— start of DATA PROVIDED —
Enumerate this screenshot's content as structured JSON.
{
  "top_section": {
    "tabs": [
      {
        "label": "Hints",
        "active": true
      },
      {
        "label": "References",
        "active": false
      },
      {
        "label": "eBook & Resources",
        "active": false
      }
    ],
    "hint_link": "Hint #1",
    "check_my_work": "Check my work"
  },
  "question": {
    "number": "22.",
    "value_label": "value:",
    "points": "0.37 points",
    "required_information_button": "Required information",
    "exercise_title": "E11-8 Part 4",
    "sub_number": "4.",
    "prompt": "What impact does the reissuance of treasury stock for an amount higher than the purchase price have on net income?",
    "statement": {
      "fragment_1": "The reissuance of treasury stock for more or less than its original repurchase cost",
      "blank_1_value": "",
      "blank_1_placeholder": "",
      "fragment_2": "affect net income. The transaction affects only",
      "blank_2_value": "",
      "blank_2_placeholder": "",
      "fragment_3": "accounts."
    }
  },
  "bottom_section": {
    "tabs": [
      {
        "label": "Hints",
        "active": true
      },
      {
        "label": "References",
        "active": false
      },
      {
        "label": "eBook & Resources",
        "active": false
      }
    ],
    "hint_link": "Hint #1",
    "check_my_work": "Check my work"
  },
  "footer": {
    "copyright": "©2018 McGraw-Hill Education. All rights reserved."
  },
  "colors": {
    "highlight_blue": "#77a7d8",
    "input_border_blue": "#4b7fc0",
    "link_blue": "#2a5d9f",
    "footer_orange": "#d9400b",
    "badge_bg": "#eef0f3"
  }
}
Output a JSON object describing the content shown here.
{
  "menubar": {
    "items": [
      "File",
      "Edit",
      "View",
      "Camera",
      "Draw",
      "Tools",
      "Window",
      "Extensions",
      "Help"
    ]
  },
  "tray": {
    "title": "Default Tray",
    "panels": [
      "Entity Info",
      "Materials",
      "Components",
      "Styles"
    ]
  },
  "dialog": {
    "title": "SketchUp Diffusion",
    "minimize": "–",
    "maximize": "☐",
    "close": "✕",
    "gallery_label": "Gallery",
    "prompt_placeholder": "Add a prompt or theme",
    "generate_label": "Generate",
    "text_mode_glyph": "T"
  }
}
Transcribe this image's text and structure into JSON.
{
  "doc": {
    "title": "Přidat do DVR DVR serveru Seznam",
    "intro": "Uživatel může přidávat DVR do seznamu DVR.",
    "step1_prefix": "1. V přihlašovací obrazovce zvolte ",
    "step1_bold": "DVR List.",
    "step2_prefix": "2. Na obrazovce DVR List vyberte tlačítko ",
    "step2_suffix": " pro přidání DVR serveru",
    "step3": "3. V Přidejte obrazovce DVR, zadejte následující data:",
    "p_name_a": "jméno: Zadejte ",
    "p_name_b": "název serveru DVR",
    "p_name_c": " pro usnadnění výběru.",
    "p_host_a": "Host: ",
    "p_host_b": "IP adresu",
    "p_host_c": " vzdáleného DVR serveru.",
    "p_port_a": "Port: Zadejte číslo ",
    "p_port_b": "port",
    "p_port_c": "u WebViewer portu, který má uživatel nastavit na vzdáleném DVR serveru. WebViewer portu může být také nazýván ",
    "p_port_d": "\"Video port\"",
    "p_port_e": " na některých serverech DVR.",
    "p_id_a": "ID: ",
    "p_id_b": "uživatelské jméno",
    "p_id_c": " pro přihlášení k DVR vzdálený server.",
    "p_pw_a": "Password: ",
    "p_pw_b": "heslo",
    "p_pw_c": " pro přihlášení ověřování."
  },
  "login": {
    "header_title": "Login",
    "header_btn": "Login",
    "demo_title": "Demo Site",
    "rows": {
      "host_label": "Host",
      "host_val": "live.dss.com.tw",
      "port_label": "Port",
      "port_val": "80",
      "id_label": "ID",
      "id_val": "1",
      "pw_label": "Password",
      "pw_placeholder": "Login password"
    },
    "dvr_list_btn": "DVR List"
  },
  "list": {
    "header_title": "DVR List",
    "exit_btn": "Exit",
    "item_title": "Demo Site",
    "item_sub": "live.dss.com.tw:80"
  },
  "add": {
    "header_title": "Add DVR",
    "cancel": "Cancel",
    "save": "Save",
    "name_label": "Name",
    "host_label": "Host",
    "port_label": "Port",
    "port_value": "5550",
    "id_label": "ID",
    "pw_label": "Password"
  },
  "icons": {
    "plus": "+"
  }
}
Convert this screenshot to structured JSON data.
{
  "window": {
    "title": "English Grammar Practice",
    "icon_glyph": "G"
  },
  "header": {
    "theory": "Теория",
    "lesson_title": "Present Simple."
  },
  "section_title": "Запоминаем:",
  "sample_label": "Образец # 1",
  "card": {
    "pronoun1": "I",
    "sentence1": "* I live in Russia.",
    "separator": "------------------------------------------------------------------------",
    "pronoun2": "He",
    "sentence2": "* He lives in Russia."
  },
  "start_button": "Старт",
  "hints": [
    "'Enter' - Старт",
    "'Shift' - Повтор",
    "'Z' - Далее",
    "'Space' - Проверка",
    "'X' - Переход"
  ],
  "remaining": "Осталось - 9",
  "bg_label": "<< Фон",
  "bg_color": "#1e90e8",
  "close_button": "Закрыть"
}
— end of DATA PROVIDED —
◆ WORK TO COMPLETE ◆
Recopy the entries above exactly, with every line included.

◆ RESPONSE ◆
Enumerate this screenshot's content as structured JSON.
{
  "top_section": {
    "tabs": [
      {
        "label": "Hints",
        "active": true
      },
      {
        "label": "References",
        "active": false
      },
      {
        "label": "eBook & Resources",
        "active": false
      }
    ],
    "hint_link": "Hint #1",
    "check_my_work": "Check my work"
  },
  "question": {
    "number": "22.",
    "value_label": "value:",
    "points": "0.37 points",
    "required_information_button": "Required information",
    "exercise_title": "E11-8 Part 4",
    "sub_number": "4.",
    "prompt": "What impact does the reissuance of treasury stock for an amount higher than the purchase price have on net income?",
    "statement": {
      "fragment_1": "The reissuance of treasury stock for more or less than its original repurchase cost",
      "blank_1_value": "",
      "blank_1_placeholder": "",
      "fragment_2": "affect net income. The transaction affects only",
      "blank_2_value": "",
      "blank_2_placeholder": "",
      "fragment_3": "accounts."
    }
  },
  "bottom_section": {
    "tabs": [
      {
        "label": "Hints",
        "active": true
      },
      {
        "label": "References",
        "active": false
      },
      {
        "label": "eBook & Resources",
        "active": false
      }
    ],
    "hint_link": "Hint #1",
    "check_my_work": "Check my work"
  },
  "footer": {
    "copyright": "©2018 McGraw-Hill Education. All rights reserved."
  },
  "colors": {
    "highlight_blue": "#77a7d8",
    "input_border_blue": "#4b7fc0",
    "link_blue": "#2a5d9f",
    "footer_orange": "#d9400b",
    "badge_bg": "#eef0f3"
  }
}
Output a JSON object describing the content shown here.
{
  "menubar": {
    "items": [
      "File",
      "Edit",
      "View",
      "Camera",
      "Draw",
      "Tools",
      "Window",
      "Extensions",
      "Help"
    ]
  },
  "tray": {
    "title": "Default Tray",
    "panels": [
      "Entity Info",
      "Materials",
      "Components",
      "Styles"
    ]
  },
  "dialog": {
    "title": "SketchUp Diffusion",
    "minimize": "–",
    "maximize": "☐",
    "close": "✕",
    "gallery_label": "Gallery",
    "prompt_placeholder": "Add a prompt or theme",
    "generate_label": "Generate",
    "text_mode_glyph": "T"
  }
}
Transcribe this image's text and structure into JSON.
{
  "doc": {
    "title": "Přidat do DVR DVR serveru Seznam",
    "intro": "Uživatel může přidávat DVR do seznamu DVR.",
    "step1_prefix": "1. V přihlašovací obrazovce zvolte ",
    "step1_bold": "DVR List.",
    "step2_prefix": "2. Na obrazovce DVR List vyberte tlačítko ",
    "step2_suffix": " pro přidání DVR serveru",
    "step3": "3. V Přidejte obrazovce DVR, zadejte následující data:",
    "p_name_a": "jméno: Zadejte ",
    "p_name_b": "název serveru DVR",
    "p_name_c": " pro usnadnění výběru.",
    "p_host_a": "Host: ",
    "p_host_b": "IP adresu",
    "p_host_c": " vzdáleného DVR serveru.",
    "p_port_a": "Port: Zadejte číslo ",
    "p_port_b": "port",
    "p_port_c": "u WebViewer portu, který má uživatel nastavit na vzdáleném DVR serveru. WebViewer portu může být také nazýván ",
    "p_port_d": "\"Video port\"",
    "p_port_e": " na některých serverech DVR.",
    "p_id_a": "ID: ",
    "p_id_b": "uživatelské jméno",
    "p_id_c": " pro přihlášení k DVR vzdálený server.",
    "p_pw_a": "Password: ",
    "p_pw_b": "heslo",
    "p_pw_c": " pro přihlášení ověřování."
  },
  "login": {
    "header_title": "Login",
    "header_btn": "Login",
    "demo_title": "Demo Site",
    "rows": {
      "host_label": "Host",
      "host_val": "live.dss.com.tw",
      "port_label": "Port",
      "port_val": "80",
      "id_label": "ID",
      "id_val": "1",
      "pw_label": "Password",
      "pw_placeholder": "Login password"
    },
    "dvr_list_btn": "DVR List"
  },
  "list": {
    "header_title": "DVR List",
    "exit_btn": "Exit",
    "item_title": "Demo Site",
    "item_sub": "live.dss.com.tw:80"
  },
  "add": {
    "header_title": "Add DVR",
    "cancel": "Cancel",
    "save": "Save",
    "name_label": "Name",
    "host_label": "Host",
    "port_label": "Port",
    "port_value": "5550",
    "id_label": "ID",
    "pw_label": "Password"
  },
  "icons": {
    "plus": "+"
  }
}
Convert this screenshot to structured JSON data.
{
  "window": {
    "title": "English Grammar Practice",
    "icon_glyph": "G"
  },
  "header": {
    "theory": "Теория",
    "lesson_title": "Present Simple."
  },
  "section_title": "Запоминаем:",
  "sample_label": "Образец # 1",
  "card": {
    "pronoun1": "I",
    "sentence1": "* I live in Russia.",
    "separator": "------------------------------------------------------------------------",
    "pronoun2": "He",
    "sentence2": "* He lives in Russia."
  },
  "start_button": "Старт",
  "hints": [
    "'Enter' - Старт",
    "'Shift' - Повтор",
    "'Z' - Далее",
    "'Space' - Проверка",
    "'X' - Переход"
  ],
  "remaining": "Осталось - 9",
  "bg_label": "<< Фон",
  "bg_color": "#1e90e8",
  "close_button": "Закрыть"
}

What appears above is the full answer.